[Stored items from a collection]
↓

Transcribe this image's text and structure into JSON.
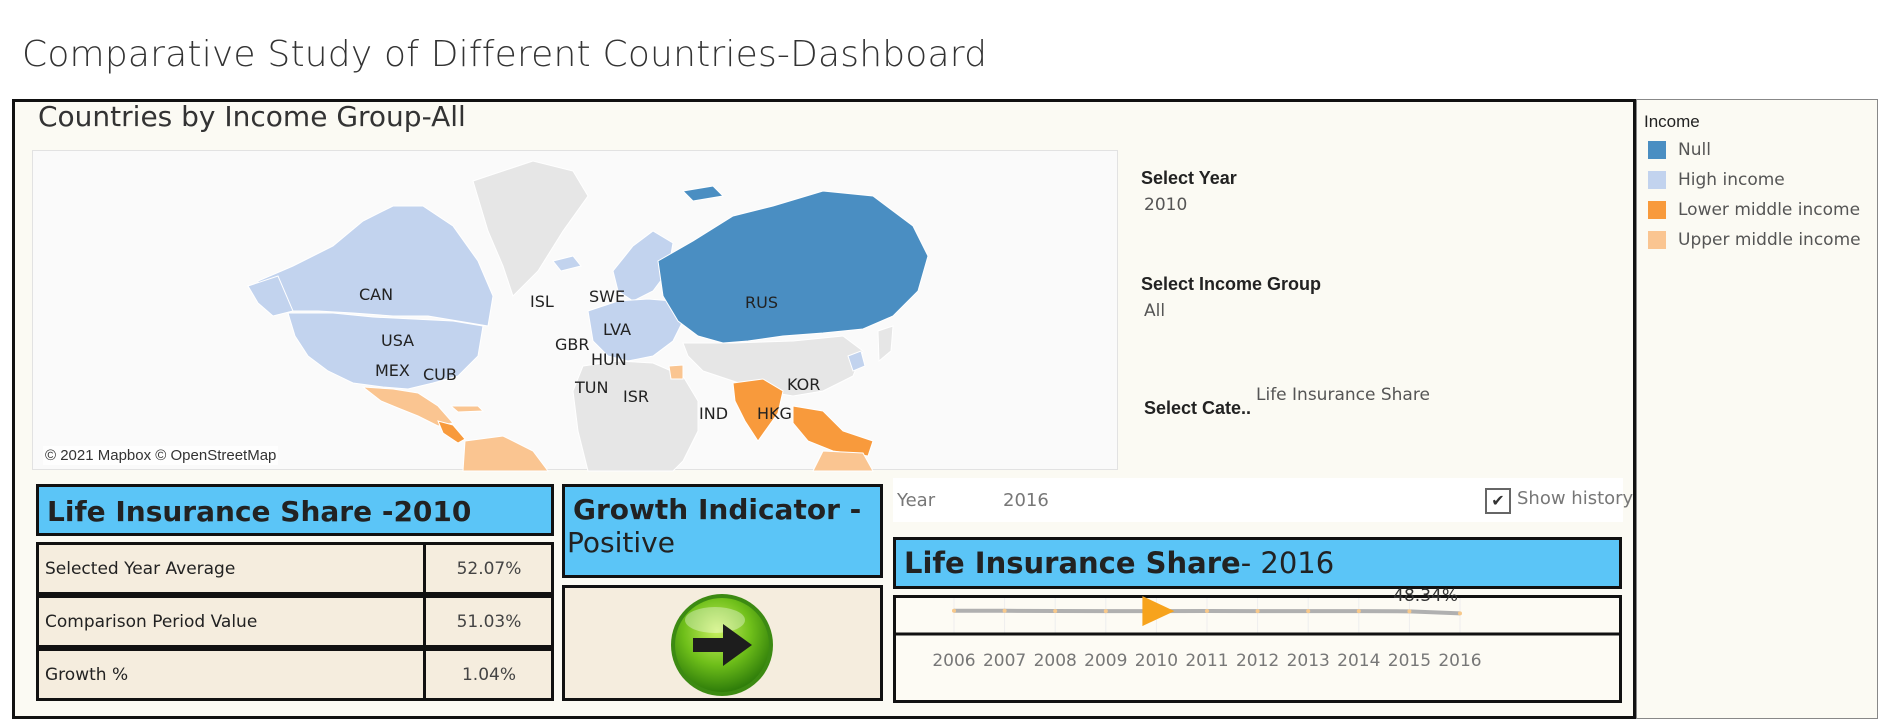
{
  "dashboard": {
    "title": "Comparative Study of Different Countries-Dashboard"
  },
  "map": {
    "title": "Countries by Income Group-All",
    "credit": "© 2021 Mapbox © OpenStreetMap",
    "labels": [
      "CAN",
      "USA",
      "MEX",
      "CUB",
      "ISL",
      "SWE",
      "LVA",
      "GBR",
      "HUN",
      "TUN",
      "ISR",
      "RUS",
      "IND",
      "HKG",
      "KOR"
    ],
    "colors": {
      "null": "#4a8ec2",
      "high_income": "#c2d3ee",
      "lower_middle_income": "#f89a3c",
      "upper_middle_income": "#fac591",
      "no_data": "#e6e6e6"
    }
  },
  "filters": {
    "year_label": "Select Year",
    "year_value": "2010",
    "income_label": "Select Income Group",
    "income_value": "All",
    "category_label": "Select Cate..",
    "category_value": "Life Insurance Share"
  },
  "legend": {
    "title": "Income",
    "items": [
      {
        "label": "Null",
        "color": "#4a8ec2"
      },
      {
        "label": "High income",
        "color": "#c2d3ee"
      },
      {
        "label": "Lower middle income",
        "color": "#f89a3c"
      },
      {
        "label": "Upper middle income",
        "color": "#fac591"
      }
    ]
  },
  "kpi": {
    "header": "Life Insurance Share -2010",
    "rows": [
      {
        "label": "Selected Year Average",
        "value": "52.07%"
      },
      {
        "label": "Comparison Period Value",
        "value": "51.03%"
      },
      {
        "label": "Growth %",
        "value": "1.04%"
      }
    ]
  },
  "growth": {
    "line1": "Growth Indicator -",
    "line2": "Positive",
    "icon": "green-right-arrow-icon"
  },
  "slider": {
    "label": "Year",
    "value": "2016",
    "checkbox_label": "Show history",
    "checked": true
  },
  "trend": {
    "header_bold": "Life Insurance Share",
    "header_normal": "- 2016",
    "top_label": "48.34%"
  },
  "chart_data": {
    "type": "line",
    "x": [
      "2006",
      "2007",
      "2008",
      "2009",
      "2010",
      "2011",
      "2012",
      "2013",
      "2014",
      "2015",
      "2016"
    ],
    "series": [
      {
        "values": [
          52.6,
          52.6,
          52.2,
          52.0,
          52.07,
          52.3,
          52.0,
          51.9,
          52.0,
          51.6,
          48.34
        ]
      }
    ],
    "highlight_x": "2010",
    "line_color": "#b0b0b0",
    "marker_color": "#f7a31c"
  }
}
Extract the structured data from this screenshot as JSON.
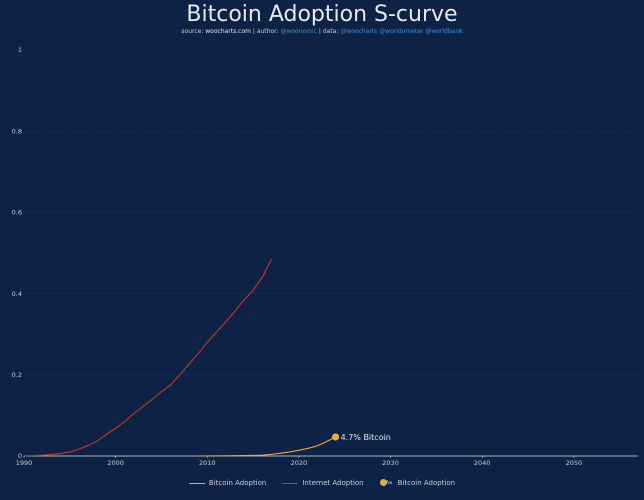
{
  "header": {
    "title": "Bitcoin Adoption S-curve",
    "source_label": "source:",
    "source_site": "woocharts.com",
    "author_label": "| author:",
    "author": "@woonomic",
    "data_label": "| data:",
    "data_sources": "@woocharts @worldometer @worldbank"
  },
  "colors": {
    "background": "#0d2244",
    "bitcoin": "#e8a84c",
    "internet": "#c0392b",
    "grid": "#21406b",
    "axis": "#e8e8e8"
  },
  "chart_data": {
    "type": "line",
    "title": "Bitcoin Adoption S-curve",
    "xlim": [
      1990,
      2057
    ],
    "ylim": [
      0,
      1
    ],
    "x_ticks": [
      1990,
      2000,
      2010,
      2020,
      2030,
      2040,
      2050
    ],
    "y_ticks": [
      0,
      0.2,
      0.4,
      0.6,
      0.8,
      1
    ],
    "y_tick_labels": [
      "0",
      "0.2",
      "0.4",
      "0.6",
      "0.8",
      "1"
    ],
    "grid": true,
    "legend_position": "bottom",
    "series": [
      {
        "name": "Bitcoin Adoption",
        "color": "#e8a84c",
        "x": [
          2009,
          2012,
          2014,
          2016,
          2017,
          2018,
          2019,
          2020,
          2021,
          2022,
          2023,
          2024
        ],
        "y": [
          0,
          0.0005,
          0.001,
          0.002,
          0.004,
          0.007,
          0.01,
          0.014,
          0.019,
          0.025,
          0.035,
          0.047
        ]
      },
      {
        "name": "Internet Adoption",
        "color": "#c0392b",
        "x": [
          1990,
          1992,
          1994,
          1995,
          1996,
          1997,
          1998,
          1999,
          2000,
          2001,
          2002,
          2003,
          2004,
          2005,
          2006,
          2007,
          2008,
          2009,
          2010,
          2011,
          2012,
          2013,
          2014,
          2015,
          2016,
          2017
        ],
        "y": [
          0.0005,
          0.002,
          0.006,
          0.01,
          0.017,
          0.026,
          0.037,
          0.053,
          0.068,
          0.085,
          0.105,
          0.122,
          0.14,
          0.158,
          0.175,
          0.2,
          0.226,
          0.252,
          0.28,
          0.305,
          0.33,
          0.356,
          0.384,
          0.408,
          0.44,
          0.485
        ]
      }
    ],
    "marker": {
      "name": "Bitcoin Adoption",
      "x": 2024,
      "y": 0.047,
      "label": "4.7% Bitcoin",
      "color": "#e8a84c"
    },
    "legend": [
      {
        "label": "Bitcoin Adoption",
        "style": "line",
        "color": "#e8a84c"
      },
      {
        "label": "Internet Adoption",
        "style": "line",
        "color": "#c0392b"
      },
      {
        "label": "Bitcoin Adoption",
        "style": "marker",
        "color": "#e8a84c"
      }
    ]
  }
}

↑

**WHAT THE EXERCISE ASKS**
Repeat every record above exactly, but leave out any pictures.

**TASK RESPONSE**
Transcribe this image's text and structure into JSON.
{
  "dashboard": {
    "title": "Comparative Study of Different Countries-Dashboard"
  },
  "map": {
    "title": "Countries by Income Group-All",
    "credit": "© 2021 Mapbox © OpenStreetMap",
    "labels": [
      "CAN",
      "USA",
      "MEX",
      "CUB",
      "ISL",
      "SWE",
      "LVA",
      "GBR",
      "HUN",
      "TUN",
      "ISR",
      "RUS",
      "IND",
      "HKG",
      "KOR"
    ],
    "colors": {
      "null": "#4a8ec2",
      "high_income": "#c2d3ee",
      "lower_middle_income": "#f89a3c",
      "upper_middle_income": "#fac591",
      "no_data": "#e6e6e6"
    }
  },
  "filters": {
    "year_label": "Select Year",
    "year_value": "2010",
    "income_label": "Select Income Group",
    "income_value": "All",
    "category_label": "Select Cate..",
    "category_value": "Life Insurance Share"
  },
  "legend": {
    "title": "Income",
    "items": [
      {
        "label": "Null",
        "color": "#4a8ec2"
      },
      {
        "label": "High income",
        "color": "#c2d3ee"
      },
      {
        "label": "Lower middle income",
        "color": "#f89a3c"
      },
      {
        "label": "Upper middle income",
        "color": "#fac591"
      }
    ]
  },
  "kpi": {
    "header": "Life Insurance Share -2010",
    "rows": [
      {
        "label": "Selected Year Average",
        "value": "52.07%"
      },
      {
        "label": "Comparison Period Value",
        "value": "51.03%"
      },
      {
        "label": "Growth %",
        "value": "1.04%"
      }
    ]
  },
  "growth": {
    "line1": "Growth Indicator -",
    "line2": "Positive",
    "icon": "green-right-arrow-icon"
  },
  "slider": {
    "label": "Year",
    "value": "2016",
    "checkbox_label": "Show history",
    "checked": true
  },
  "trend": {
    "header_bold": "Life Insurance Share",
    "header_normal": "- 2016",
    "top_label": "48.34%"
  },
  "chart_data": {
    "type": "line",
    "x": [
      "2006",
      "2007",
      "2008",
      "2009",
      "2010",
      "2011",
      "2012",
      "2013",
      "2014",
      "2015",
      "2016"
    ],
    "series": [
      {
        "values": [
          52.6,
          52.6,
          52.2,
          52.0,
          52.07,
          52.3,
          52.0,
          51.9,
          52.0,
          51.6,
          48.34
        ]
      }
    ],
    "highlight_x": "2010",
    "line_color": "#b0b0b0",
    "marker_color": "#f7a31c"
  }
}
Extract the structured data from this screenshot as JSON.
{
  "header": {
    "title": "Bitcoin Adoption S-curve",
    "source_label": "source:",
    "source_site": "woocharts.com",
    "author_label": "| author:",
    "author": "@woonomic",
    "data_label": "| data:",
    "data_sources": "@woocharts @worldometer @worldbank"
  },
  "colors": {
    "background": "#0d2244",
    "bitcoin": "#e8a84c",
    "internet": "#c0392b",
    "grid": "#21406b",
    "axis": "#e8e8e8"
  },
  "chart_data": {
    "type": "line",
    "title": "Bitcoin Adoption S-curve",
    "xlim": [
      1990,
      2057
    ],
    "ylim": [
      0,
      1
    ],
    "x_ticks": [
      1990,
      2000,
      2010,
      2020,
      2030,
      2040,
      2050
    ],
    "y_ticks": [
      0,
      0.2,
      0.4,
      0.6,
      0.8,
      1
    ],
    "y_tick_labels": [
      "0",
      "0.2",
      "0.4",
      "0.6",
      "0.8",
      "1"
    ],
    "grid": true,
    "legend_position": "bottom",
    "series": [
      {
        "name": "Bitcoin Adoption",
        "color": "#e8a84c",
        "x": [
          2009,
          2012,
          2014,
          2016,
          2017,
          2018,
          2019,
          2020,
          2021,
          2022,
          2023,
          2024
        ],
        "y": [
          0,
          0.0005,
          0.001,
          0.002,
          0.004,
          0.007,
          0.01,
          0.014,
          0.019,
          0.025,
          0.035,
          0.047
        ]
      },
      {
        "name": "Internet Adoption",
        "color": "#c0392b",
        "x": [
          1990,
          1992,
          1994,
          1995,
          1996,
          1997,
          1998,
          1999,
          2000,
          2001,
          2002,
          2003,
          2004,
          2005,
          2006,
          2007,
          2008,
          2009,
          2010,
          2011,
          2012,
          2013,
          2014,
          2015,
          2016,
          2017
        ],
        "y": [
          0.0005,
          0.002,
          0.006,
          0.01,
          0.017,
          0.026,
          0.037,
          0.053,
          0.068,
          0.085,
          0.105,
          0.122,
          0.14,
          0.158,
          0.175,
          0.2,
          0.226,
          0.252,
          0.28,
          0.305,
          0.33,
          0.356,
          0.384,
          0.408,
          0.44,
          0.485
        ]
      }
    ],
    "marker": {
      "name": "Bitcoin Adoption",
      "x": 2024,
      "y": 0.047,
      "label": "4.7% Bitcoin",
      "color": "#e8a84c"
    },
    "legend": [
      {
        "label": "Bitcoin Adoption",
        "style": "line",
        "color": "#e8a84c"
      },
      {
        "label": "Internet Adoption",
        "style": "line",
        "color": "#c0392b"
      },
      {
        "label": "Bitcoin Adoption",
        "style": "marker",
        "color": "#e8a84c"
      }
    ]
  }
}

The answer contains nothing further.